— start Records supplied —

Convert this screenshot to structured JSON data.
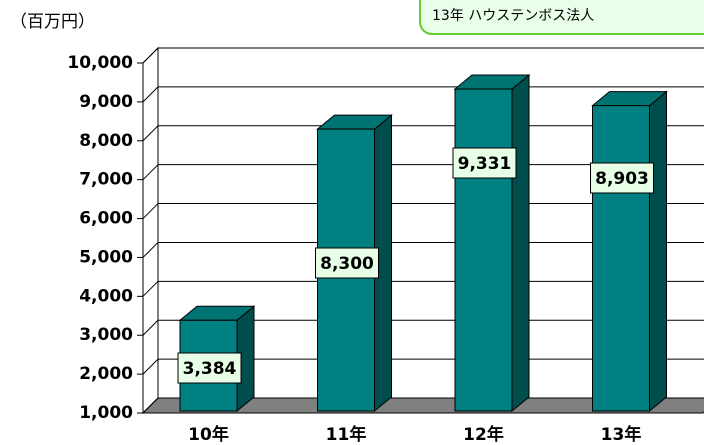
{
  "chart_data": {
    "type": "bar3d",
    "y_axis_label": "（百万円）",
    "callout": "13年 ハウステンボス法人",
    "categories": [
      "10年",
      "11年",
      "12年",
      "13年"
    ],
    "values": [
      3384,
      8300,
      9331,
      8903
    ],
    "value_labels": [
      "3,384",
      "8,300",
      "9,331",
      "8,903"
    ],
    "color": "#008080",
    "ylim": [
      1000,
      10000
    ],
    "yticks": [
      {
        "value": 1000,
        "label": "1,000"
      },
      {
        "value": 2000,
        "label": "2,000"
      },
      {
        "value": 3000,
        "label": "3,000"
      },
      {
        "value": 4000,
        "label": "4,000"
      },
      {
        "value": 5000,
        "label": "5,000"
      },
      {
        "value": 6000,
        "label": "6,000"
      },
      {
        "value": 7000,
        "label": "7,000"
      },
      {
        "value": 8000,
        "label": "8,000"
      },
      {
        "value": 9000,
        "label": "9,000"
      },
      {
        "value": 10000,
        "label": "10,000"
      }
    ],
    "grid": true
  }
}
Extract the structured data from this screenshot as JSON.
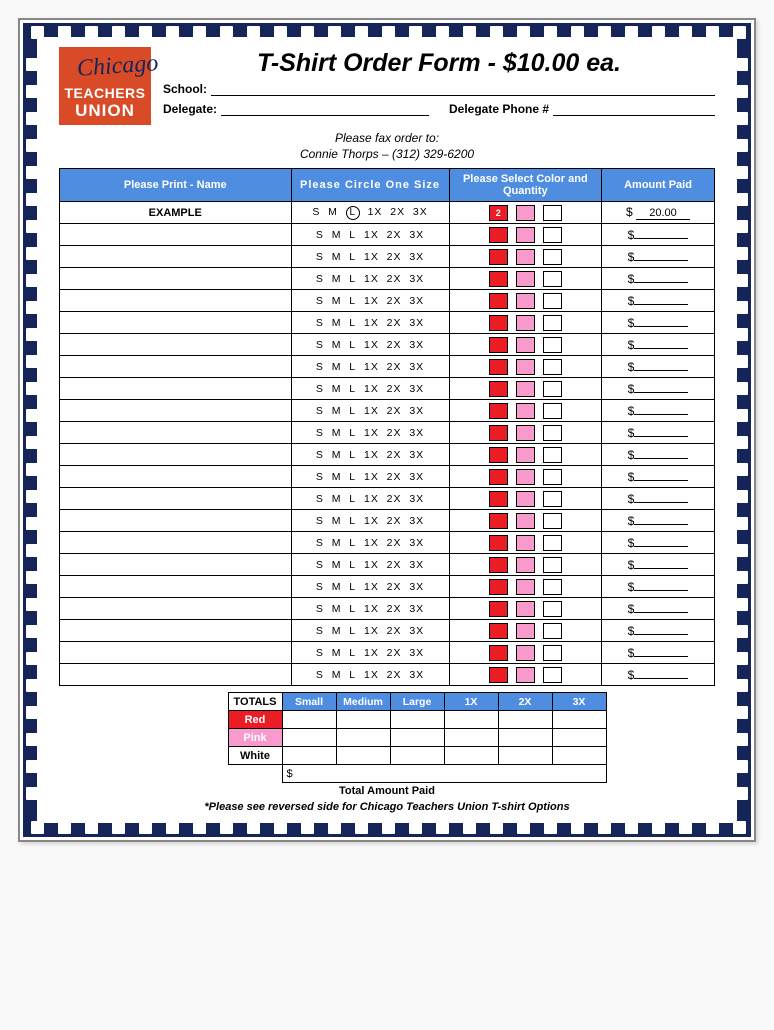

— end Records supplied —

— Request —
In the listing, find all lines with the string "screenshot" and copy them.

— Result for this exercise —
Convert this screenshot to structured JSON data.
Extract the structured data from this screenshot as JSON.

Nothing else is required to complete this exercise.